WHAT YOU ARE ASKED TO DO:
Keep only the lines where "structure" appears.

▼

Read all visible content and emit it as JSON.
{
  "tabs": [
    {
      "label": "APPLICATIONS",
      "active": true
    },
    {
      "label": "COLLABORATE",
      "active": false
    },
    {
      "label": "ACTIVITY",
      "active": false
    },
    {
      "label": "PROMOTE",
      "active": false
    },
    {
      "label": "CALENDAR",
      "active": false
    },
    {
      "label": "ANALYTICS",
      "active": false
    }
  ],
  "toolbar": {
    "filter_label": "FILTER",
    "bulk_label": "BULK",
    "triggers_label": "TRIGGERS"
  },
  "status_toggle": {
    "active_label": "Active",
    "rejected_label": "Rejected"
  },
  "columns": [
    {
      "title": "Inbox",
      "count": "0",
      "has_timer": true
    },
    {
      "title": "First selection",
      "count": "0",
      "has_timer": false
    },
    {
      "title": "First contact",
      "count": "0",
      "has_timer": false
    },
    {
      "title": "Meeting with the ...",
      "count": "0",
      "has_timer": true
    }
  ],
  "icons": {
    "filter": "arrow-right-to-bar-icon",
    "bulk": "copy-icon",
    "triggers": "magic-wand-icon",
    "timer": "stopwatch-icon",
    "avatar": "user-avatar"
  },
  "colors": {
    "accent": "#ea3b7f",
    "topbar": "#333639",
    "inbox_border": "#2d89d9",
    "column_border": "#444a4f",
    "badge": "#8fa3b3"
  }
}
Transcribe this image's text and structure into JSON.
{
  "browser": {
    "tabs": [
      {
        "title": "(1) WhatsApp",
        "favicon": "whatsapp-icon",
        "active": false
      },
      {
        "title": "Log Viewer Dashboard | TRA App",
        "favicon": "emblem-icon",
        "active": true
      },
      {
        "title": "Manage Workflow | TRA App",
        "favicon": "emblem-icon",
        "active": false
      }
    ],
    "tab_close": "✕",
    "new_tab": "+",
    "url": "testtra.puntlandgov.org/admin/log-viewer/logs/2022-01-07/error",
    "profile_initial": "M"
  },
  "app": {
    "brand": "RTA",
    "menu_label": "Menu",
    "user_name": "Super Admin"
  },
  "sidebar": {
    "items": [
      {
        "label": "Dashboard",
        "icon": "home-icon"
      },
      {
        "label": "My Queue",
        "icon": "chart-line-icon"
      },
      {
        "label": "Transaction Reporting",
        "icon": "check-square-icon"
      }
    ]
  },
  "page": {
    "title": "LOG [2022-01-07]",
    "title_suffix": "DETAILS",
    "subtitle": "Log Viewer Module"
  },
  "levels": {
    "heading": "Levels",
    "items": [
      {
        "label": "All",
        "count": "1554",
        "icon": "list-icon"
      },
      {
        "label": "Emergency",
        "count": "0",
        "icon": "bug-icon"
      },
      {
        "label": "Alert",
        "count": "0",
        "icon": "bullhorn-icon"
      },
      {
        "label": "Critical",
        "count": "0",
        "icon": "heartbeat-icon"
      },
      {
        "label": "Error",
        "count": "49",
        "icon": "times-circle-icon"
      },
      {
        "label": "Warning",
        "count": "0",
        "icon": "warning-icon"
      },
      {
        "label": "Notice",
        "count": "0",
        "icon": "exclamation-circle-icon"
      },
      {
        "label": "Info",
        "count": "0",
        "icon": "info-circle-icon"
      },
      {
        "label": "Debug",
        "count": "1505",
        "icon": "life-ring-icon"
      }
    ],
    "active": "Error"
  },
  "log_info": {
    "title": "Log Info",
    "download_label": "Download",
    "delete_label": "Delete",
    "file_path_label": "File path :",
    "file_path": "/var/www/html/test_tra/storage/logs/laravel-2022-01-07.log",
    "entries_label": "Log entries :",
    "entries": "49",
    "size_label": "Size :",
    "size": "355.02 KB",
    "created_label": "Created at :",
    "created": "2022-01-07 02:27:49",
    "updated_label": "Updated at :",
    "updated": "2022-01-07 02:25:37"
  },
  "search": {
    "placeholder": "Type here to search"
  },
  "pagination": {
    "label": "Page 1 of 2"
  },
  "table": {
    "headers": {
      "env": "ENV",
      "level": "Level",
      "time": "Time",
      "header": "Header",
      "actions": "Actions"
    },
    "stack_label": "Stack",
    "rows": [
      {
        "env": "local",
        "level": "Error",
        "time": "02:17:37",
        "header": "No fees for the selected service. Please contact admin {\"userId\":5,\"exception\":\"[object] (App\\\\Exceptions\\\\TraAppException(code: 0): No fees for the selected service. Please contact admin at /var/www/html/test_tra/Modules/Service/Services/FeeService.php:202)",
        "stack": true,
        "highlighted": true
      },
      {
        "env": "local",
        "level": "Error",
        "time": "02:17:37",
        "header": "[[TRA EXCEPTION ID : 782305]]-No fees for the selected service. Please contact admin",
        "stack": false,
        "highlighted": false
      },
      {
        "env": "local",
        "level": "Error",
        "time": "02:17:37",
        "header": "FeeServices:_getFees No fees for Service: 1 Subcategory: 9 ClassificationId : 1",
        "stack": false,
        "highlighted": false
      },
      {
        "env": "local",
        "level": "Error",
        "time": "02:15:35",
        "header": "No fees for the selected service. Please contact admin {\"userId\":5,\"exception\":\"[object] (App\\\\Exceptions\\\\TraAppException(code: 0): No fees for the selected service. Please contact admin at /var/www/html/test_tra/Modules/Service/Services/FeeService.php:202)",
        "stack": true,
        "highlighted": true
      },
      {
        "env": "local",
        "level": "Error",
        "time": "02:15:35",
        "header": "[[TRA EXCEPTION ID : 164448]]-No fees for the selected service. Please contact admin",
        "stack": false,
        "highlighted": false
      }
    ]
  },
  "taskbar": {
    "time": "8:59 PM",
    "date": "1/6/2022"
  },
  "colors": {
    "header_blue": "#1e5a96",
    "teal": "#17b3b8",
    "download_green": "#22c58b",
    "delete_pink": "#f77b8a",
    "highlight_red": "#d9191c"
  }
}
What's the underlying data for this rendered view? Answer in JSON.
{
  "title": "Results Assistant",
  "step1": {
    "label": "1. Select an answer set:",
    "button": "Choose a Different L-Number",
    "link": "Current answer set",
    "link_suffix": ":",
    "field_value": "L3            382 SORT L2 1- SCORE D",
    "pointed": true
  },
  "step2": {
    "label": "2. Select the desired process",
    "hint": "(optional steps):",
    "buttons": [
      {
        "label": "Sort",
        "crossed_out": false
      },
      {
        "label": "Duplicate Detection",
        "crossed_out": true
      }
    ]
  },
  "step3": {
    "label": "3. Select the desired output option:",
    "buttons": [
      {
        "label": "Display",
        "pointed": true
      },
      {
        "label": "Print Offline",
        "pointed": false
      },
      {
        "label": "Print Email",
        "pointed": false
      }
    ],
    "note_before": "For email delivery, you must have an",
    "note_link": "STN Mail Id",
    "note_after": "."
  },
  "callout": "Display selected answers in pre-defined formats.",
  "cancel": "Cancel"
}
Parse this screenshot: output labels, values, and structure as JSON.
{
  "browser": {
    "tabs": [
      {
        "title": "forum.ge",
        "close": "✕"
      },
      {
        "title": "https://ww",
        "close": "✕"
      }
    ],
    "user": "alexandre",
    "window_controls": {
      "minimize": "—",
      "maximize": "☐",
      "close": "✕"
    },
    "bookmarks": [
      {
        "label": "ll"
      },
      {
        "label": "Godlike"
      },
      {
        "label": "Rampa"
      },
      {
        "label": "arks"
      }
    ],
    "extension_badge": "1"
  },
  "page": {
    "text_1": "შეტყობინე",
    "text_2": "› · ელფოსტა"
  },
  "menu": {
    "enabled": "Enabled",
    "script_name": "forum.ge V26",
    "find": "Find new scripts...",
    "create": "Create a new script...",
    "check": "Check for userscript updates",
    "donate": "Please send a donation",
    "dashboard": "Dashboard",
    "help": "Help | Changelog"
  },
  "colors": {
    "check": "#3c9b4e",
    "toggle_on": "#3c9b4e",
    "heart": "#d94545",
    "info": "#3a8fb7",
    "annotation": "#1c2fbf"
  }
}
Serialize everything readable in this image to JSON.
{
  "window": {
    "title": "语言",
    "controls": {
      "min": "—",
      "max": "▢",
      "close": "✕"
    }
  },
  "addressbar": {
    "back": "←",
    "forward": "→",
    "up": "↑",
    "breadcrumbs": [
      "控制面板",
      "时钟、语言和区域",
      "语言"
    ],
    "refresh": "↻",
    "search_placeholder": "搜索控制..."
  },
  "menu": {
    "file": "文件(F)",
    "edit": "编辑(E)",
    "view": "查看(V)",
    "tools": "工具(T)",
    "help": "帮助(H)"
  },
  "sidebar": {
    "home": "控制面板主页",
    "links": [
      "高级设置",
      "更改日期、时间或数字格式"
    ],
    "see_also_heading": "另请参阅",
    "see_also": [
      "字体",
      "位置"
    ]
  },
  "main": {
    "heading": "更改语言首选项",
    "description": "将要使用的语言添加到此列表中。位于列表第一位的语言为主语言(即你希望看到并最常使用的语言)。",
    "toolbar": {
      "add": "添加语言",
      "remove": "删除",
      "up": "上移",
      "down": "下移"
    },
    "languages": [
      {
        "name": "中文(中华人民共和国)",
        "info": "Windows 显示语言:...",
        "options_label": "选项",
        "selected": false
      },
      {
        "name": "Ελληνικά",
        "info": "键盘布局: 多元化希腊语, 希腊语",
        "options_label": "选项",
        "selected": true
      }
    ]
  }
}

▲

ANSWER FOR THE TASK:
Transcribe this image's text and structure into JSON.
Parse this screenshot: output labels, values, and structure as JSON.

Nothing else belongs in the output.